◆ **YOUR TASK**: Lines that hold the word "insert" should be located and copied.

◆ **RECORD LIST**:
## start

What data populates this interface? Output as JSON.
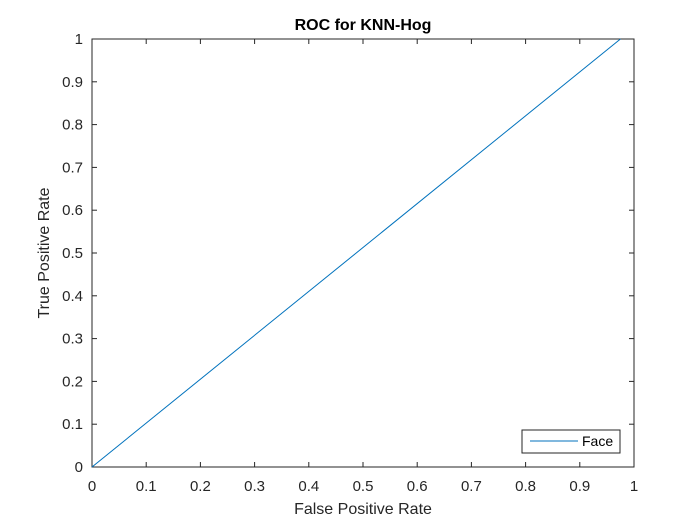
{
  "chart_data": {
    "type": "line",
    "title": "ROC for KNN-Hog",
    "xlabel": "False Positive Rate",
    "ylabel": "True Positive Rate",
    "xlim": [
      0,
      1
    ],
    "ylim": [
      0,
      1
    ],
    "xticks": [
      "0",
      "0.1",
      "0.2",
      "0.3",
      "0.4",
      "0.5",
      "0.6",
      "0.7",
      "0.8",
      "0.9",
      "1"
    ],
    "yticks": [
      "0",
      "0.1",
      "0.2",
      "0.3",
      "0.4",
      "0.5",
      "0.6",
      "0.7",
      "0.8",
      "0.9",
      "1"
    ],
    "grid": false,
    "legend_position": "bottom-right",
    "series": [
      {
        "name": "Face",
        "color": "#0072bd",
        "x": [
          0,
          0.975
        ],
        "y": [
          0,
          1
        ]
      }
    ]
  }
}
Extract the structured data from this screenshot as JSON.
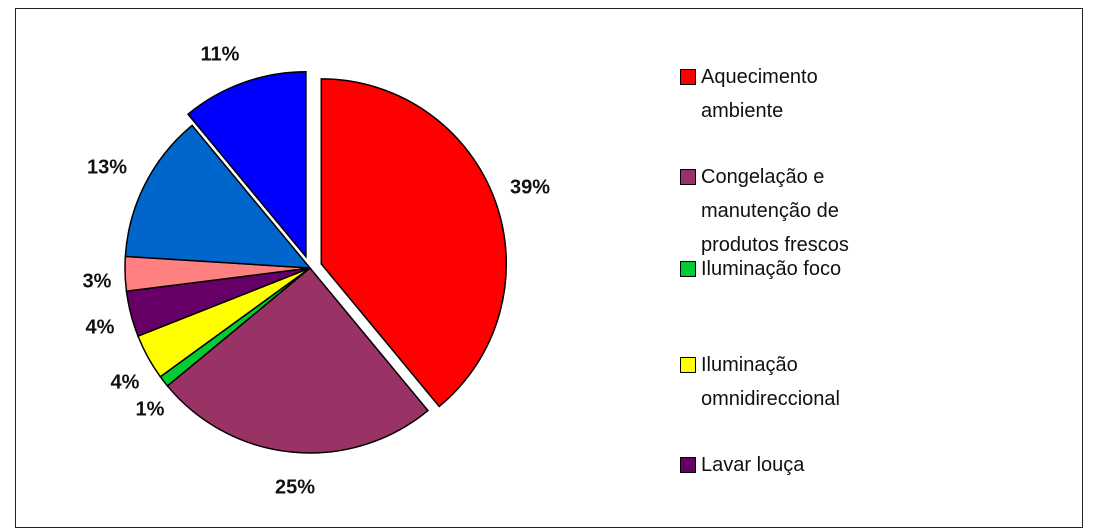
{
  "chart_data": {
    "type": "pie",
    "categories": [
      "Aquecimento ambiente",
      "Congelação e manutenção de produtos frescos",
      "Iluminação foco",
      "Iluminação omnidireccional",
      "Lavar louça",
      null,
      null,
      null
    ],
    "values": [
      39,
      25,
      1,
      4,
      4,
      3,
      13,
      11
    ],
    "value_labels": [
      "39%",
      "25%",
      "1%",
      "4%",
      "4%",
      "3%",
      "13%",
      "11%"
    ],
    "colors": [
      "#ff0000",
      "#993366",
      "#00cc33",
      "#ffff00",
      "#660066",
      "#ff8080",
      "#0066cc",
      "#0000ff"
    ]
  }
}
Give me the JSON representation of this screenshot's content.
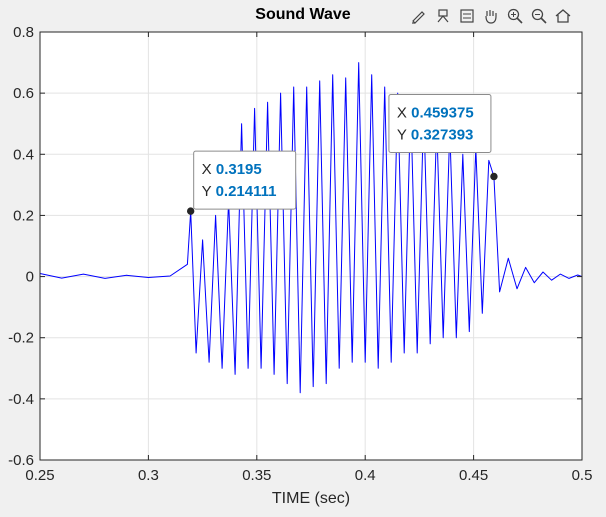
{
  "window": {
    "title": "Sound Wave"
  },
  "toolbar": {
    "items": [
      {
        "name": "edit-brush-icon"
      },
      {
        "name": "insert-data-tip-icon"
      },
      {
        "name": "insert-legend-icon"
      },
      {
        "name": "pan-hand-icon"
      },
      {
        "name": "zoom-in-icon"
      },
      {
        "name": "zoom-out-icon"
      },
      {
        "name": "home-restore-view-icon"
      }
    ]
  },
  "chart_data": {
    "type": "line",
    "title": "Sound Wave",
    "xlabel": "TIME (sec)",
    "ylabel": "",
    "xlim": [
      0.25,
      0.5
    ],
    "ylim": [
      -0.6,
      0.8
    ],
    "xticks": [
      "0.25",
      "0.3",
      "0.35",
      "0.4",
      "0.45",
      "0.5"
    ],
    "xtick_values": [
      0.25,
      0.3,
      0.35,
      0.4,
      0.45,
      0.5
    ],
    "yticks": [
      "-0.6",
      "-0.4",
      "-0.2",
      "0",
      "0.2",
      "0.4",
      "0.6",
      "0.8"
    ],
    "ytick_values": [
      -0.6,
      -0.4,
      -0.2,
      0,
      0.2,
      0.4,
      0.6,
      0.8
    ],
    "grid": true,
    "line_color": "#0000ff",
    "series": [
      {
        "x": [
          0.25,
          0.26,
          0.27,
          0.28,
          0.29,
          0.3,
          0.31,
          0.318,
          0.3195,
          0.322,
          0.325,
          0.328,
          0.331,
          0.334,
          0.337,
          0.34,
          0.343,
          0.346,
          0.349,
          0.352,
          0.355,
          0.358,
          0.361,
          0.364,
          0.367,
          0.37,
          0.373,
          0.376,
          0.379,
          0.382,
          0.385,
          0.388,
          0.391,
          0.394,
          0.397,
          0.4,
          0.403,
          0.406,
          0.409,
          0.412,
          0.415,
          0.418,
          0.421,
          0.424,
          0.427,
          0.43,
          0.433,
          0.436,
          0.439,
          0.442,
          0.445,
          0.448,
          0.451,
          0.454,
          0.457,
          0.459375,
          0.462,
          0.466,
          0.47,
          0.474,
          0.478,
          0.482,
          0.486,
          0.49,
          0.494,
          0.498,
          0.5
        ],
        "y": [
          0.01,
          -0.005,
          0.008,
          -0.006,
          0.004,
          -0.003,
          0.002,
          0.04,
          0.214111,
          -0.25,
          0.12,
          -0.28,
          0.2,
          -0.3,
          0.25,
          -0.32,
          0.5,
          -0.3,
          0.55,
          -0.3,
          0.57,
          -0.32,
          0.6,
          -0.35,
          0.62,
          -0.38,
          0.62,
          -0.36,
          0.64,
          -0.35,
          0.66,
          -0.3,
          0.65,
          -0.28,
          0.7,
          -0.28,
          0.66,
          -0.3,
          0.62,
          -0.28,
          0.6,
          -0.25,
          0.57,
          -0.25,
          0.55,
          -0.22,
          0.5,
          -0.2,
          0.48,
          -0.2,
          0.4,
          -0.18,
          0.42,
          -0.12,
          0.38,
          0.327393,
          -0.05,
          0.06,
          -0.04,
          0.03,
          -0.02,
          0.015,
          -0.012,
          0.008,
          -0.006,
          0.005,
          0.0
        ]
      }
    ],
    "datatips": [
      {
        "x_label": "X",
        "x_value": "0.3195",
        "y_label": "Y",
        "y_value": "0.214111",
        "x": 0.3195,
        "y": 0.214111
      },
      {
        "x_label": "X",
        "x_value": "0.459375",
        "y_label": "Y",
        "y_value": "0.327393",
        "x": 0.459375,
        "y": 0.327393
      }
    ]
  }
}
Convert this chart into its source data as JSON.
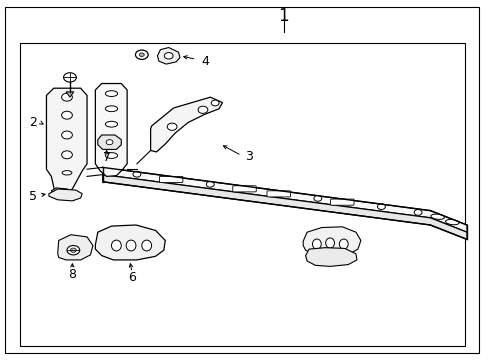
{
  "background_color": "#ffffff",
  "line_color": "#000000",
  "fig_width": 4.89,
  "fig_height": 3.6,
  "dpi": 100
}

## end

◆ **TASK RESULT**:
        "name": "insert-data-tip-icon"
        "name": "insert-legend-icon"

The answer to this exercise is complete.